What you will do :: Copy out every line containing the word "months".

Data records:
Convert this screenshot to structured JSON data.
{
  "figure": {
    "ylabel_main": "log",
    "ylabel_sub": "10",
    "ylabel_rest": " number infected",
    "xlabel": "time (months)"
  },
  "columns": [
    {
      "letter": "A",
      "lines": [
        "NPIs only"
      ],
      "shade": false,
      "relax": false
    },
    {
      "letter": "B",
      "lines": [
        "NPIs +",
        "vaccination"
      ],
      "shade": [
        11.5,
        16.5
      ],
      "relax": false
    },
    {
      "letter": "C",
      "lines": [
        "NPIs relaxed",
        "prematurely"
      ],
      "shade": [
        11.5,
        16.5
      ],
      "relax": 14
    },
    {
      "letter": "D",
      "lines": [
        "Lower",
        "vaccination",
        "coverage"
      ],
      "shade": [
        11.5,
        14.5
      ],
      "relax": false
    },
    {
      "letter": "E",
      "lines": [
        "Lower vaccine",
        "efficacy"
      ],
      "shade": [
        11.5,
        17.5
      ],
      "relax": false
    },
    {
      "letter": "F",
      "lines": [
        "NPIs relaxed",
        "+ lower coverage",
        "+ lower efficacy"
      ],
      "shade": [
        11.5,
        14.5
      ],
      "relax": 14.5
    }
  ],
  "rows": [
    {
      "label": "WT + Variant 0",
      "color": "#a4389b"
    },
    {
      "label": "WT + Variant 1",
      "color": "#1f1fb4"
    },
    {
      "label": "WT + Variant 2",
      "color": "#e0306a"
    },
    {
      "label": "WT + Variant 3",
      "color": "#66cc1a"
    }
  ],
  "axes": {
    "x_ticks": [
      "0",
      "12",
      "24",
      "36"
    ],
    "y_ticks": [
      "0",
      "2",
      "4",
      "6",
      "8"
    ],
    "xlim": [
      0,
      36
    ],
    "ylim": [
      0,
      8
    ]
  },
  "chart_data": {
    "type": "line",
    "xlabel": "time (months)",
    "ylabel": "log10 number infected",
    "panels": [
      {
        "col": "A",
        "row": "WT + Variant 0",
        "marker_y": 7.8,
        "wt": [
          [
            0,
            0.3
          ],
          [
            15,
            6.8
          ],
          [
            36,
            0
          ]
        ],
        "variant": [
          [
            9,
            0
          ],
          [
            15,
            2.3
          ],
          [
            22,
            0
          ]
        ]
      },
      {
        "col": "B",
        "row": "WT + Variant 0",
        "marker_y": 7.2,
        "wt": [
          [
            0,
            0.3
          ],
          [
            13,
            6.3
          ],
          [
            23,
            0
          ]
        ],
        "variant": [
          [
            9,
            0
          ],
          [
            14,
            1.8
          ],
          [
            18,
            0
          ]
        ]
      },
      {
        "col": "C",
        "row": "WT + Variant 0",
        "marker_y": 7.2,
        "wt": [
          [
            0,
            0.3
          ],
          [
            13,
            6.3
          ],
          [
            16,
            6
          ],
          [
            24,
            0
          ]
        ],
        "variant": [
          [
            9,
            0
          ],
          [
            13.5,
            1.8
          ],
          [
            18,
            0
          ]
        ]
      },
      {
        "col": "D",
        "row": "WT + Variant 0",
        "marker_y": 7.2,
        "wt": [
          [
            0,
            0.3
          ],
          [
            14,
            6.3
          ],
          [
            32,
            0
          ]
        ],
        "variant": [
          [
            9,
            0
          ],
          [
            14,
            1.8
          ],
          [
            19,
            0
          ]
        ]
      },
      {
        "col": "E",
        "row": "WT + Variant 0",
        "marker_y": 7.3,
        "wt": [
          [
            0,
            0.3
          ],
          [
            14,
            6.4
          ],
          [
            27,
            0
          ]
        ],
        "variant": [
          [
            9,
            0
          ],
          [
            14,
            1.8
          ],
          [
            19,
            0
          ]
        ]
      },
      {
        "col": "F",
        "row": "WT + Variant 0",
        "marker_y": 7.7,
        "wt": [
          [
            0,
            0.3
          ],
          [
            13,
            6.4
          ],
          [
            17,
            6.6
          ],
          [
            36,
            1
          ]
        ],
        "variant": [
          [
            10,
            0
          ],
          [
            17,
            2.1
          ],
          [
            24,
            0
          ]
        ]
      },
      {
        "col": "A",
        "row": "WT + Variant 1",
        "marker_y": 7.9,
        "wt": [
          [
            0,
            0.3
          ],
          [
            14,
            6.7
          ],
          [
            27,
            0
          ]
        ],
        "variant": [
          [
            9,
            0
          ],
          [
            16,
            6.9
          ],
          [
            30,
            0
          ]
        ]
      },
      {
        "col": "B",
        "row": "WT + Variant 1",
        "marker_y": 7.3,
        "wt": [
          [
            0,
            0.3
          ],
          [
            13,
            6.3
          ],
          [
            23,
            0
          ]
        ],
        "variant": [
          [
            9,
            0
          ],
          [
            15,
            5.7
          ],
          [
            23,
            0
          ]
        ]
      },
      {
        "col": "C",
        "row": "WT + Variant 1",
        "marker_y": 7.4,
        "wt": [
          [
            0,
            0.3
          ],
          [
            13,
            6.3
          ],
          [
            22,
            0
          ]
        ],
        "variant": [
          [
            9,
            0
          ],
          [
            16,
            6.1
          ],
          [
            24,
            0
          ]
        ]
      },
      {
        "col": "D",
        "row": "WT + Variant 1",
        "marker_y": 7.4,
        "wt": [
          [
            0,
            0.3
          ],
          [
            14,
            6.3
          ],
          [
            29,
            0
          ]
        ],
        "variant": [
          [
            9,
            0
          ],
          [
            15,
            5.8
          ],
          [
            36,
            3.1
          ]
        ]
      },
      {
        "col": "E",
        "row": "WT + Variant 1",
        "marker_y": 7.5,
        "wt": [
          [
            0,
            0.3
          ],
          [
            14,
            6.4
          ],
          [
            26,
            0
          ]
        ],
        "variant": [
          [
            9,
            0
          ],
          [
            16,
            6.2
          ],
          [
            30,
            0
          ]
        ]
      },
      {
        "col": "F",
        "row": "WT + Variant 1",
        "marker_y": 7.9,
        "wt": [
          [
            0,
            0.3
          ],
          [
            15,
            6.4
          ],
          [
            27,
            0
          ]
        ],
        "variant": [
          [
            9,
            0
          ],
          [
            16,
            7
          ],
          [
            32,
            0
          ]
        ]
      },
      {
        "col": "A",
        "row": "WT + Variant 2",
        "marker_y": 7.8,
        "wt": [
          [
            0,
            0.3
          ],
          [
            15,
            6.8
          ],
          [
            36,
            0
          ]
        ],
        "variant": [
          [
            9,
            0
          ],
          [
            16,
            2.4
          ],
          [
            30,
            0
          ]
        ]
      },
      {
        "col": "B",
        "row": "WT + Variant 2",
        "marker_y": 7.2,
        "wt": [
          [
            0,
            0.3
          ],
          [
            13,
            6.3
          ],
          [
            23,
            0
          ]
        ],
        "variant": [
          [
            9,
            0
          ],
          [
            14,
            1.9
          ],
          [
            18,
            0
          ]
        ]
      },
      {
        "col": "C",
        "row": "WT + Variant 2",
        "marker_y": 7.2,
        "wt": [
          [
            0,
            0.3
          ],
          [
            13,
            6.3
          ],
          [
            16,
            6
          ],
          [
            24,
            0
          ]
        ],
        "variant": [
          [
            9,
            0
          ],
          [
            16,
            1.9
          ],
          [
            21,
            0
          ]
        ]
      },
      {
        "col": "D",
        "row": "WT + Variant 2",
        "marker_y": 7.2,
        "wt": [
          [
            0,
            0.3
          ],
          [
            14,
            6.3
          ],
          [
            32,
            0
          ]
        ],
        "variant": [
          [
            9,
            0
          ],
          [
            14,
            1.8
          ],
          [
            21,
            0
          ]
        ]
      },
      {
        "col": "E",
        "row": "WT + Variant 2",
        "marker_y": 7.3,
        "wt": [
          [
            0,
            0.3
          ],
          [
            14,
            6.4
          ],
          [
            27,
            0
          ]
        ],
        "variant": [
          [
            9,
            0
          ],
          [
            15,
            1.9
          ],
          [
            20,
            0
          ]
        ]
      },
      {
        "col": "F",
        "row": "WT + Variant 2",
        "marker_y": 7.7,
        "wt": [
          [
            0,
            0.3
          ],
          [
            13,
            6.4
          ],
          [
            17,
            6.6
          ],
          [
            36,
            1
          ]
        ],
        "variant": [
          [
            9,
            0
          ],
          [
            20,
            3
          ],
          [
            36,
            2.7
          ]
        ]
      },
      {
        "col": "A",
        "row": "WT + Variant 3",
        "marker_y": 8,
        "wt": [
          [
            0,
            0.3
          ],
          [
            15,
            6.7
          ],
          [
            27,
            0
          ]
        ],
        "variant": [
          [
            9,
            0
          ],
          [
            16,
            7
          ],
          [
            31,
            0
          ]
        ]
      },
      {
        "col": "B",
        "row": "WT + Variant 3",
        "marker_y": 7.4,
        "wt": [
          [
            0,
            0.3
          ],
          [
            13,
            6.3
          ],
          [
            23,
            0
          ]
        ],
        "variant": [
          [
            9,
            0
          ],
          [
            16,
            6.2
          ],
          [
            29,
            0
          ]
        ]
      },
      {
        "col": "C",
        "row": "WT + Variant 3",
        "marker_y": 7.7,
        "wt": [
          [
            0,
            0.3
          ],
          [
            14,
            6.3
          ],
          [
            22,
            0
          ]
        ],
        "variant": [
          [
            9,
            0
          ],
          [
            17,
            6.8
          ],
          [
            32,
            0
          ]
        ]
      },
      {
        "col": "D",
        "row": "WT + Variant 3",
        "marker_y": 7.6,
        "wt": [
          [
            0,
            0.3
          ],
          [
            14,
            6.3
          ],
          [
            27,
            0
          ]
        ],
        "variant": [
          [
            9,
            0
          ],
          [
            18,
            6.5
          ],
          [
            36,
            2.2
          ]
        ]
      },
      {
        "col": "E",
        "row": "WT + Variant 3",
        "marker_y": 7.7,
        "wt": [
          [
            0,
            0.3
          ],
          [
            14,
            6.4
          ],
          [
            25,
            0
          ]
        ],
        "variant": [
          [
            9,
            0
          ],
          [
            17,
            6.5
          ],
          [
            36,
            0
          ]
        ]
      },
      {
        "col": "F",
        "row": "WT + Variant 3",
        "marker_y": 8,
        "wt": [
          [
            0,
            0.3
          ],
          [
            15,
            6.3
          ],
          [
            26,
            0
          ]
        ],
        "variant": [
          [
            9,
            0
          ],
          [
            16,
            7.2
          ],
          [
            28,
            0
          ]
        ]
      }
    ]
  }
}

Solution to this problem ::
    "xlabel": "time (months)"
    "xlabel": "time (months)",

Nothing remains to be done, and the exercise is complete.